- Given task:
In full and without alteration, give the listing again.

- Dataset excerpt:
»»

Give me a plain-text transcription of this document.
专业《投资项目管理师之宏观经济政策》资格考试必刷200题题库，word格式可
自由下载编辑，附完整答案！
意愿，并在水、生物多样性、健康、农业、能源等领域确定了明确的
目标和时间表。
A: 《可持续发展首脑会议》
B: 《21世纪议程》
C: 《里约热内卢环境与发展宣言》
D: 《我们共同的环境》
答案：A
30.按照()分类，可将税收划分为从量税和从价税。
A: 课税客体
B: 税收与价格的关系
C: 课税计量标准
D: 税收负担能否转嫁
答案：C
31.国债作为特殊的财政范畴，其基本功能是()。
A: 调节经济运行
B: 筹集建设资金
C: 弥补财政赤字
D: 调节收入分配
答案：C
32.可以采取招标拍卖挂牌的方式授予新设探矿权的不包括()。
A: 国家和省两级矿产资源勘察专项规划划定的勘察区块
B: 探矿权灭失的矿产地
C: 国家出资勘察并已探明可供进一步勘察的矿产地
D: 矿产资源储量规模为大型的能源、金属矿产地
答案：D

««

- Solution:
Give me a plain-text transcription of this document.
专业《投资项目管理师之宏观经济政策》资格考试必刷200题题库，word格式可
自由下载编辑，附完整答案！
意愿，并在水、生物多样性、健康、农业、能源等领域确定了明确的
目标和时间表。
A: 《可持续发展首脑会议》
B: 《21世纪议程》
C: 《里约热内卢环境与发展宣言》
D: 《我们共同的环境》
答案：A
30.按照()分类，可将税收划分为从量税和从价税。
A: 课税客体
B: 税收与价格的关系
C: 课税计量标准
D: 税收负担能否转嫁
答案：C
31.国债作为特殊的财政范畴，其基本功能是()。
A: 调节经济运行
B: 筹集建设资金
C: 弥补财政赤字
D: 调节收入分配
答案：C
32.可以采取招标拍卖挂牌的方式授予新设探矿权的不包括()。
A: 国家和省两级矿产资源勘察专项规划划定的勘察区块
B: 探矿权灭失的矿产地
C: 国家出资勘察并已探明可供进一步勘察的矿产地
D: 矿产资源储量规模为大型的能源、金属矿产地
答案：D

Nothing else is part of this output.